▶ [Texte fourni]:
★ ★ ★ ★

A l’appel de la Coordination Energie, une vingtaine de manifestants ont déployé des banderoles et des pancartes devant l’entrée de l’aéroport et ont distribué des tracts aux voyageurs. La police surveillait les entrées pour les empêcher de pénétrer à l’intérieur du bâtiment.
Dans un communiqué, l’Association pour l’Appel de Genève (APAG), l’Association transport et environnement (ATE), CONTRATOM, equiterre, la Société suisse pour l’énergie solaire (SSES), le WWF, Noe21 ainsi que les Verts, le Parti du travail, le parti socialiste genevois et SolidaritéS ont dénoncé l’augmentation du trafic aérien à Genève. Ils se déclarent «gravement préoccupés par la léthargie dans laquelle la crise économique a plongé l’action collective contre la menace climatique».
«Un million de tonnes de CO2 par an»
Selon Chaim Nissim, secrétaire de la Coordination énergie, les émissions de CO2 liées au trafic aérien de l’aéroport ont augmenté de 63% depuis dix ans. Le trafic aérien à l’aéroport génère près d’un million de tonnes de CO2 par an, contre 2,5 millions de tonnes pour le reste des activités du canton. Les émissions de CO2 du trafic aérien local correspondent à 15’000 kms de voiture par an et par habitant du canton.
Les militants ont critiqué en particulier la croissance du trafic low cost à Genève et un accroissement artificiel de l’offre. La Coordination Energie demande au Conseil d’Etat genevois de mener une étude approfondie sur les options pour réduire les émissions de CO2. La manifestation était organisée à l’occasion de la Journée d’action planétaire sur les changements climatiques.

★ ★ ★ ★

▶ [À produire]: Recopiez le passage du texte sur la manifestation à l'aéroport de Genève qui commence aux mots « A l’appel de » et arrêtez-vous après « l’intérieur du bâtiment. ». Les lignes qui suivent proviennent d'une autre source.

▶ [Données]:

★ ★ ★ ★

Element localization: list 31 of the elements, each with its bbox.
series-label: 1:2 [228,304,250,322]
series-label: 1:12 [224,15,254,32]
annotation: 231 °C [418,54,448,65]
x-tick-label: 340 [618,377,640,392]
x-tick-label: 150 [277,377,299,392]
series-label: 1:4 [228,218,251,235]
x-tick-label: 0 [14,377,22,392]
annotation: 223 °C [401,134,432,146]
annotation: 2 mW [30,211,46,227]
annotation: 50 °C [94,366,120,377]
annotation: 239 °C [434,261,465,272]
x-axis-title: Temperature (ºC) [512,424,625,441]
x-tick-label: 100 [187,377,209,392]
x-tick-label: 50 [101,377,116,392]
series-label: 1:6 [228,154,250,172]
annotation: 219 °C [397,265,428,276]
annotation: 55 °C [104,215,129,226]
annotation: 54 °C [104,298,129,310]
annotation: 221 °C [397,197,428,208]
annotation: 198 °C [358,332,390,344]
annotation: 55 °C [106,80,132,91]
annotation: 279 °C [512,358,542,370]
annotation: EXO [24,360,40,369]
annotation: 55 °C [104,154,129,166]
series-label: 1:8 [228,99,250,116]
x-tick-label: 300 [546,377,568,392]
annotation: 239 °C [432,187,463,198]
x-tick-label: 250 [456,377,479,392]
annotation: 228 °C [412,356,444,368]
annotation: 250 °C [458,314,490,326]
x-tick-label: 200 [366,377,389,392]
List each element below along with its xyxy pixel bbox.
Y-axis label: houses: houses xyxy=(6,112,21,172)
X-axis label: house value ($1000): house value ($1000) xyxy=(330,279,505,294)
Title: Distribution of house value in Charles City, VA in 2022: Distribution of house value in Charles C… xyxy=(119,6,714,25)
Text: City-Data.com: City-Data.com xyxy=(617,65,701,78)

★ ★ ★ ★

▶ [Réponse]:
A l’appel de la Coordination Energie, une vingtaine de manifestants ont déployé des banderoles et des pancartes devant l’entrée de l’aéroport et ont distribué des tracts aux voyageurs. La police surveillait les entrées pour les empêcher de pénétrer à l’intérieur du bâtiment.